=== STATED EXERCISE ===
Would you pull out every line of the material that contains the string "JSON"?

[Data records]
###

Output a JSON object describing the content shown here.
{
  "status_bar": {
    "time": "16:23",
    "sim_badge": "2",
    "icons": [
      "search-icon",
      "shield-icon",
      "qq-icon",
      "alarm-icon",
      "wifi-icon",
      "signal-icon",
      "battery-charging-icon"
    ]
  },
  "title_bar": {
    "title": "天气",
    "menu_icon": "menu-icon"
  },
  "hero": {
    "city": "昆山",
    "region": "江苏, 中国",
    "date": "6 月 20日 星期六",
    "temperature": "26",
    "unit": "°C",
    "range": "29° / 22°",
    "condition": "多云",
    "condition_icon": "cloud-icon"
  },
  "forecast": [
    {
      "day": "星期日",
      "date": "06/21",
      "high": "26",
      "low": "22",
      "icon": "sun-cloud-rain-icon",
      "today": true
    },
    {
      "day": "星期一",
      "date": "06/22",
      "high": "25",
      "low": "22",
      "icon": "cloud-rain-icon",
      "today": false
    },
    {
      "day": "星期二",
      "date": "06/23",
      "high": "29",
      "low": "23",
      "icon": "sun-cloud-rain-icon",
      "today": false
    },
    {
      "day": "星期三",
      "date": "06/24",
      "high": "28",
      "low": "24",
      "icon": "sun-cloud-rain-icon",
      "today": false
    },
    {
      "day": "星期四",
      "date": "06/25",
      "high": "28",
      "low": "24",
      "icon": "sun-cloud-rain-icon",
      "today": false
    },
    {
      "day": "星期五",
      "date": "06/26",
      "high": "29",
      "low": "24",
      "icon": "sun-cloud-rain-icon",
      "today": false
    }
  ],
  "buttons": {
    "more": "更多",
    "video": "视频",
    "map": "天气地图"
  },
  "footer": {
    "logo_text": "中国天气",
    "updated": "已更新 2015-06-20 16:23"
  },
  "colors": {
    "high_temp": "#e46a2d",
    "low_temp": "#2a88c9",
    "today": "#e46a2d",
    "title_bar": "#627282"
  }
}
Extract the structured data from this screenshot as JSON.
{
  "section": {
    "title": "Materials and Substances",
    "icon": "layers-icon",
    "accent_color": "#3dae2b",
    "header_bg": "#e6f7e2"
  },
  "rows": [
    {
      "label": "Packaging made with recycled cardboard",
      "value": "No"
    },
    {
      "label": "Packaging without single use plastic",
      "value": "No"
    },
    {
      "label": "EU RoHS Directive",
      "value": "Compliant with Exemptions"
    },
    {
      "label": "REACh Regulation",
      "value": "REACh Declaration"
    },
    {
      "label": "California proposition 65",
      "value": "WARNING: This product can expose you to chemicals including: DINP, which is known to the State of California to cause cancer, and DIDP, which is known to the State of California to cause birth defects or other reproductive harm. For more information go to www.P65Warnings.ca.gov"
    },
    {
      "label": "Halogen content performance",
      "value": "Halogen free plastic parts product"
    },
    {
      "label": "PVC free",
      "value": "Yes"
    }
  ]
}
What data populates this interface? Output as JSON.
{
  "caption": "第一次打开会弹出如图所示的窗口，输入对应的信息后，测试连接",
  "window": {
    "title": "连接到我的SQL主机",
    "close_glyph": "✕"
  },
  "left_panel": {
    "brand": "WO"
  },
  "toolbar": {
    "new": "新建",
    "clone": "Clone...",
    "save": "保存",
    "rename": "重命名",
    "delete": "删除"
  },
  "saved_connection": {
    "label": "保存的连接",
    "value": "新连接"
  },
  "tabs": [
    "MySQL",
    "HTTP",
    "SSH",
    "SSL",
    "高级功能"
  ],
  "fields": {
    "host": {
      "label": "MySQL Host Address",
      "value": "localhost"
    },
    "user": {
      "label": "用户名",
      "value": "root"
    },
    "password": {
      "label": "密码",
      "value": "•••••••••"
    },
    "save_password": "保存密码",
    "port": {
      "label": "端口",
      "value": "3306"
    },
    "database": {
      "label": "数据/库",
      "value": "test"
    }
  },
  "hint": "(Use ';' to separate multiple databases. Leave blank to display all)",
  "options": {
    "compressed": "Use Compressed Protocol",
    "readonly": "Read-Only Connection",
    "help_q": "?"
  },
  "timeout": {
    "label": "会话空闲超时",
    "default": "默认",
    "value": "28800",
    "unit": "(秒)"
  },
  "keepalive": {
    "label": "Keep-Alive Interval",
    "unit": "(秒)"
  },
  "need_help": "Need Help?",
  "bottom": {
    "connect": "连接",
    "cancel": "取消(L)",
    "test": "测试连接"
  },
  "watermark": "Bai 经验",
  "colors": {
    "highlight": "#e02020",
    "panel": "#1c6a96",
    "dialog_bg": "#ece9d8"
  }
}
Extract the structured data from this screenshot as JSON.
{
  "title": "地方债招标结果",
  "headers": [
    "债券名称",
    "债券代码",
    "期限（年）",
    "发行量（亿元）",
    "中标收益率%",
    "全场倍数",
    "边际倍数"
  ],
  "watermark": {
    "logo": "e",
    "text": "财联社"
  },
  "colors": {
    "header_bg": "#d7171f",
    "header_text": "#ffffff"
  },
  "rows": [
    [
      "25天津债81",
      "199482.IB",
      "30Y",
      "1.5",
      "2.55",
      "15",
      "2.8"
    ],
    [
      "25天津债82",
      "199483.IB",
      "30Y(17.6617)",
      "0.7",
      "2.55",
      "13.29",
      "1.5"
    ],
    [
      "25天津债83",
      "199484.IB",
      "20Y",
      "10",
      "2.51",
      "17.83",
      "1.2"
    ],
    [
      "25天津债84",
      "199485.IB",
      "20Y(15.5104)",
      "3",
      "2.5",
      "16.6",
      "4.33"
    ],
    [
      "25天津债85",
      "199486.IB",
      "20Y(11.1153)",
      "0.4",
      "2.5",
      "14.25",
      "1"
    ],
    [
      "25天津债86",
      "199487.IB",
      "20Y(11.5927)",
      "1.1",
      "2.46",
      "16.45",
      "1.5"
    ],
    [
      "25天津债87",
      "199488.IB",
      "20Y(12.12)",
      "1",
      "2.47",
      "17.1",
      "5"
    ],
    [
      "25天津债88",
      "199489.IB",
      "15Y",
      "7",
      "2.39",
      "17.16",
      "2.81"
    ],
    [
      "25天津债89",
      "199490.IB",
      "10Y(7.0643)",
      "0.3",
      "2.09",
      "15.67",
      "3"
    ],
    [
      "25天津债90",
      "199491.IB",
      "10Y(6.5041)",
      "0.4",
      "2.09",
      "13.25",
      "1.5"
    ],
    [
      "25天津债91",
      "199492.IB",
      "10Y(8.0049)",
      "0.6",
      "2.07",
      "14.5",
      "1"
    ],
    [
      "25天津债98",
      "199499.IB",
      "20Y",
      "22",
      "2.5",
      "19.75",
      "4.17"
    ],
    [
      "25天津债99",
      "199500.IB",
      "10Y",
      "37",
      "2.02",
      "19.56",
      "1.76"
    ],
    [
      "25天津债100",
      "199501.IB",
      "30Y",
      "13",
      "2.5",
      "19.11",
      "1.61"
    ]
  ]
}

###

=== TASK ANSWER ===
Output a JSON object describing the content shown here.
Extract the structured data from this screenshot as JSON.
What data populates this interface? Output as JSON.
Extract the structured data from this screenshot as JSON.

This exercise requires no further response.